### Given instruction
Copy everything from the line containing "x-axis-label: 2 Dec [575, 587, 605, 599]" down to the line containing "glassnode-logo[interactable]: glassnode [1050, 623, 1177, 656]", reproducing each line exactly.

### Records provided
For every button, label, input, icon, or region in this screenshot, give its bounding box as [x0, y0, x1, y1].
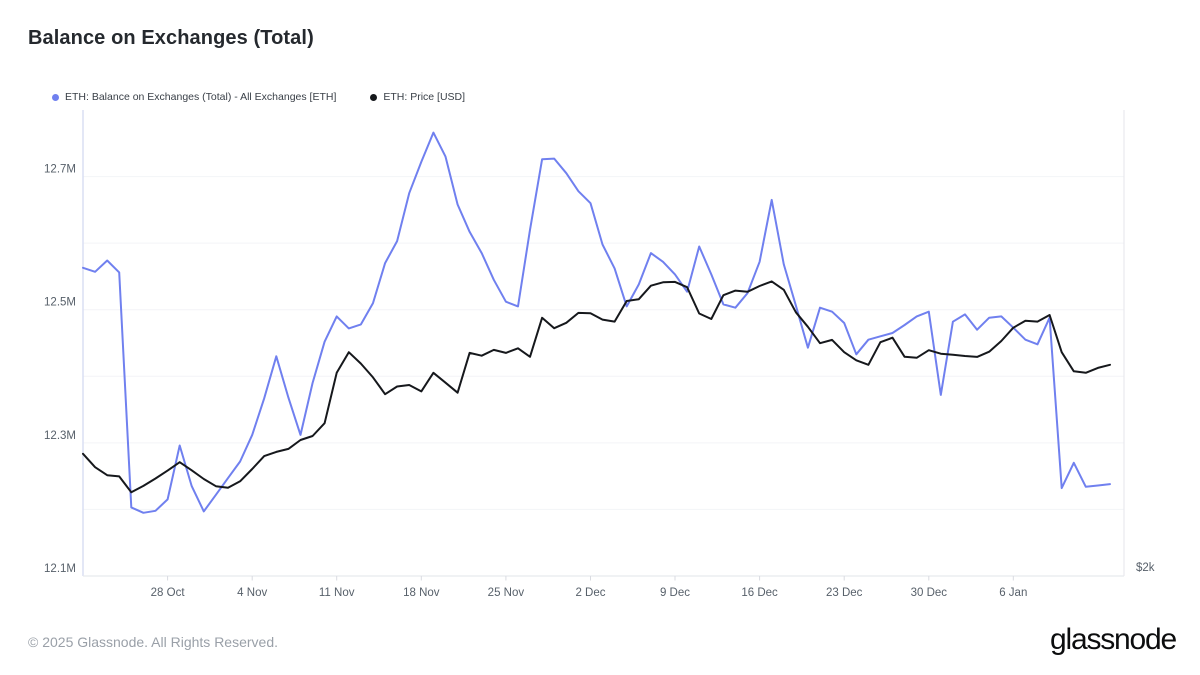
x-axis-label: 2 Dec [575, 587, 605, 599]
x-axis-label: 23 Dec [826, 587, 863, 599]
plot-area[interactable] [83, 110, 1124, 576]
legend-swatch-balance-icon [52, 93, 59, 101]
y-axis-label: 12.5M [44, 297, 76, 309]
x-axis-label: 25 Nov [488, 587, 525, 599]
page-title: Balance on Exchanges (Total) [28, 27, 314, 49]
glassnode-logo[interactable]: glassnode [1050, 623, 1177, 656]
x-axis-label: 4 Nov [237, 587, 267, 599]
chart-legend: ETH: Balance on Exchanges (Total) - All … [52, 91, 465, 103]
right-axis-label: $2k [1136, 562, 1155, 574]
x-axis-label: 28 Oct [151, 587, 186, 599]
x-axis-label: 6 Jan [999, 587, 1027, 599]
balance-series-line [82, 131, 1111, 514]
y-axis-label: 12.1M [44, 563, 76, 575]
y-axis-label: 12.7M [44, 164, 76, 176]
legend-item-balance[interactable]: ETH: Balance on Exchanges (Total) - All … [52, 91, 336, 103]
x-axis-label: 30 Dec [911, 587, 948, 599]
copyright-text: © 2025 Glassnode. All Rights Reserved. [28, 634, 279, 650]
x-axis-label: 16 Dec [741, 587, 778, 599]
legend-item-price[interactable]: ETH: Price [USD] [370, 91, 465, 103]
y-axis-label: 12.3M [44, 430, 76, 442]
legend-label-price: ETH: Price [USD] [383, 91, 466, 103]
price-series-line [82, 280, 1111, 494]
legend-label-balance: ETH: Balance on Exchanges (Total) - All … [65, 91, 337, 103]
x-axis-label: 18 Nov [403, 587, 440, 599]
x-axis-label: 9 Dec [660, 587, 690, 599]
x-axis-label: 11 Nov [319, 587, 355, 599]
legend-swatch-price-icon [370, 93, 378, 101]
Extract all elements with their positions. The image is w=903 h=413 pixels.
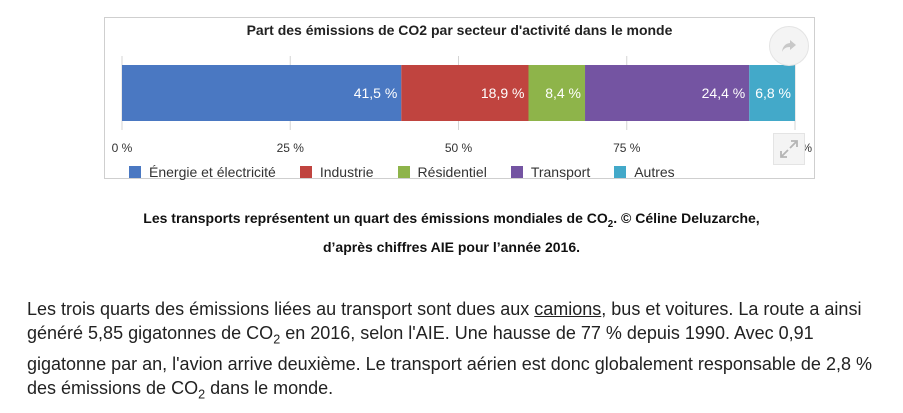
data-label: 41,5 % [354,85,398,101]
caption-sub: 2 [607,218,614,230]
legend-item[interactable]: Résidentiel [397,164,487,180]
legend-item[interactable]: Industrie [299,164,374,180]
legend-item[interactable]: Transport [510,164,591,180]
bar-segment[interactable] [528,65,586,121]
data-label: 18,9 % [481,85,525,101]
legend-label: Résidentiel [417,164,487,180]
data-label: 8,4 % [545,85,581,101]
legend-item[interactable]: Autres [614,164,675,180]
paragraph-text-2: , bus et voitures. La route a ainsi géné… [27,299,862,343]
paragraph-text-4: dans le monde. [205,377,334,398]
share-icon [782,40,796,52]
legend-swatch [129,166,141,178]
chart-legend: Énergie et électricité Industrie Résidenti… [129,164,699,180]
caption-line1-prefix: Les transports représentent un quart des… [143,210,608,226]
data-label: 6,8 % [755,85,791,101]
legend-label: Énergie et électricité [149,164,276,180]
bar-segment[interactable] [122,65,402,121]
chart-container: Part des émissions de CO2 par secteur d'… [104,17,815,180]
x-tick-label: 0 % [112,141,133,155]
share-button[interactable] [769,26,809,66]
legend-swatch [510,166,523,178]
legend-swatch [397,166,410,178]
legend-label: Transport [530,164,591,180]
chart-plot: 41,5 % 18,9 % 8,4 % 24,4 % 6,8 % 0 % 25 % 50 %… [112,56,812,155]
bar-segment[interactable] [749,65,795,121]
legend-label: Autres [634,164,675,180]
chart-title: Part des émissions de CO2 par secteur d'… [246,22,673,38]
paragraph-text-1: Les trois quarts des émissions liées au … [27,299,535,319]
expand-button[interactable] [773,133,805,165]
x-tick-label: 75 % [613,141,641,155]
bar-segment[interactable] [401,65,529,121]
paragraph-text-3: en 2016, selon l'AIE. Une hausse de 77 %… [27,323,872,398]
legend-item[interactable]: Énergie et électricité [129,164,276,180]
legend-swatch [614,166,627,178]
article-paragraph: Les trois quarts des émissions liées au … [27,297,897,406]
data-label: 24,4 % [702,85,746,101]
paragraph-sub-1: 2 [273,332,281,347]
caption-line2: d’après chiffres AIE pour l’année 2016. [322,238,581,255]
caption-line1-suffix: . © Céline Deluzarche, [613,210,760,226]
figure-caption: Les transports représentent un quart des… [0,207,903,258]
camions-link[interactable]: camions [534,299,602,319]
bar-segment[interactable] [585,65,750,121]
expand-icon [780,140,798,158]
legend-swatch [299,166,312,178]
legend-label: Industrie [319,164,374,180]
x-tick-label: 50 % [445,141,473,155]
paragraph-sub-2: 2 [198,387,206,402]
x-tick-label: 25 % [277,141,305,155]
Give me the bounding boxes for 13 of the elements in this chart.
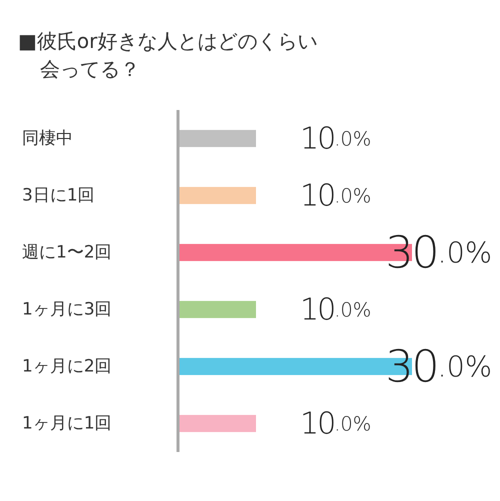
y-tick-label: 同棲中 [22,128,73,148]
chart-title: ■彼氏or好きな人とはどのくらい会ってる？ [18,29,318,81]
y-tick-label: 1ヶ月に3回 [22,300,112,320]
y-tick-label: 週に1〜2回 [22,242,112,262]
y-tick-label: 1ヶ月に2回 [22,356,112,376]
y-tick-label: 3日に1回 [22,186,95,206]
data-label: 30.0% [386,341,492,392]
data-label: 10.0% [300,178,372,213]
data-label: 10.0% [300,121,372,156]
data-label: 30.0% [386,227,492,278]
data-label: 10.0% [300,292,372,327]
y-tick-label: 1ヶ月に1回 [22,414,112,434]
data-label: 10.0% [300,406,372,441]
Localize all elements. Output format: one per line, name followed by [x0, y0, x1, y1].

### Reply to the exercise
x-axis-label: 2 Dec [575, 587, 605, 599]
x-axis-label: 23 Dec [826, 587, 863, 599]
plot-area[interactable] [83, 110, 1124, 576]
legend-swatch-balance-icon [52, 93, 59, 101]
y-axis-label: 12.5M [44, 297, 76, 309]
x-axis-label: 25 Nov [488, 587, 525, 599]
page-title: Balance on Exchanges (Total) [28, 27, 314, 49]
glassnode-logo[interactable]: glassnode [1050, 623, 1177, 656]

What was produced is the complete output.